• [Given problem] Pick out each line below containing "sesuai".

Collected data
===

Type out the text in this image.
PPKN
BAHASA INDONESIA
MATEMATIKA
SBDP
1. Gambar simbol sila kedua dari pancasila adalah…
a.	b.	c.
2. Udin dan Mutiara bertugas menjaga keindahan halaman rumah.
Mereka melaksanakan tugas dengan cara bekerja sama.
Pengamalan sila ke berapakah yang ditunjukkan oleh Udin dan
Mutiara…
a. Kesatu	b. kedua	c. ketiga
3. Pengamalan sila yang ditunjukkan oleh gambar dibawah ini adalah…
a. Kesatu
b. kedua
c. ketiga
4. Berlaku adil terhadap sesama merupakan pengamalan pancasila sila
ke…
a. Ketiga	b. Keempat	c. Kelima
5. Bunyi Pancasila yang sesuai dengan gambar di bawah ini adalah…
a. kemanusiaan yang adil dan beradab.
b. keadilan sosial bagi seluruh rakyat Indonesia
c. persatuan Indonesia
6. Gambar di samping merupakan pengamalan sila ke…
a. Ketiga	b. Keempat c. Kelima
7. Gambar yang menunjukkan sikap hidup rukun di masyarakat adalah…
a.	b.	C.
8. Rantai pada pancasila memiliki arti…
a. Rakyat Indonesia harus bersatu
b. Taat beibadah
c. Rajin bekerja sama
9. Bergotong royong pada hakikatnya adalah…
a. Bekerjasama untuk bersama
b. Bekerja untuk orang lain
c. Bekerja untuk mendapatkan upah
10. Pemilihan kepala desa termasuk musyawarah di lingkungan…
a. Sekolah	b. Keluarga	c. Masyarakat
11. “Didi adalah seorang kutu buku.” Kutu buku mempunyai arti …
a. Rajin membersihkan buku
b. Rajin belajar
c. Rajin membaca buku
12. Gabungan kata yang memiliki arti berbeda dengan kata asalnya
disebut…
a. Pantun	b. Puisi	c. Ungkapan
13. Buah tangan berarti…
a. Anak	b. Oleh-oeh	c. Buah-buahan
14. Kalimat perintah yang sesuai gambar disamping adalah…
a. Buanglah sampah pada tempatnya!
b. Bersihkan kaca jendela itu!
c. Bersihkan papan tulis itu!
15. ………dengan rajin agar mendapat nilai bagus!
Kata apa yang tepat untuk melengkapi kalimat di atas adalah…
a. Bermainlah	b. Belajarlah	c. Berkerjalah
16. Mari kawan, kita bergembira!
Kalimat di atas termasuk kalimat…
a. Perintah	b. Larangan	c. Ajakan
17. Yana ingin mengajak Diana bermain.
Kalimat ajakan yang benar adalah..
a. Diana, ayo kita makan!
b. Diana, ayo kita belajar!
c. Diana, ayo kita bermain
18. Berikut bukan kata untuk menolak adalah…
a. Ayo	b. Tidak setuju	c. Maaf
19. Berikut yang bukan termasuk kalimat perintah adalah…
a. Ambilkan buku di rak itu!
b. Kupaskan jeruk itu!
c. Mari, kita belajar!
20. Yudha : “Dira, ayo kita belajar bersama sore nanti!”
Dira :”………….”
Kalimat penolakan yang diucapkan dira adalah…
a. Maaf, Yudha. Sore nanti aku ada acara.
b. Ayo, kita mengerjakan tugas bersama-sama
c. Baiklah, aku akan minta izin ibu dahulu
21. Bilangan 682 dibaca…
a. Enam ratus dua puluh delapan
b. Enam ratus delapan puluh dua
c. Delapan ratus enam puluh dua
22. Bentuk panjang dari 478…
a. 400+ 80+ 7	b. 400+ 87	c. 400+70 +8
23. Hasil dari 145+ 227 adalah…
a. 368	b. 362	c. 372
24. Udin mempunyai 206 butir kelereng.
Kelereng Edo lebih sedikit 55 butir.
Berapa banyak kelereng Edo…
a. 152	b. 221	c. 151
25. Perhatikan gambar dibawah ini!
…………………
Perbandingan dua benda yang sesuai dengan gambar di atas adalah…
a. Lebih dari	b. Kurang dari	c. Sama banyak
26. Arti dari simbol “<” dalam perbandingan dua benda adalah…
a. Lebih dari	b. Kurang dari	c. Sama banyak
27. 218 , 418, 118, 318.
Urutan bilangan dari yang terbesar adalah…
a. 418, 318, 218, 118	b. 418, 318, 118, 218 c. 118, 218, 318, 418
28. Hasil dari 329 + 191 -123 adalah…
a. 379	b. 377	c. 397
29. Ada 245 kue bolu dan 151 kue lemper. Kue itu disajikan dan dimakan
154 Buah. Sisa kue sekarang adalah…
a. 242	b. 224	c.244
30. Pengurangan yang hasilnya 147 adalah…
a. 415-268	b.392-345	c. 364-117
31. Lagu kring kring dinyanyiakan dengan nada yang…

===

• [Result of the task]
5. Bunyi Pancasila yang sesuai dengan gambar di bawah ini adalah…
14. Kalimat perintah yang sesuai gambar disamping adalah…
Perbandingan dua benda yang sesuai dengan gambar di atas adalah…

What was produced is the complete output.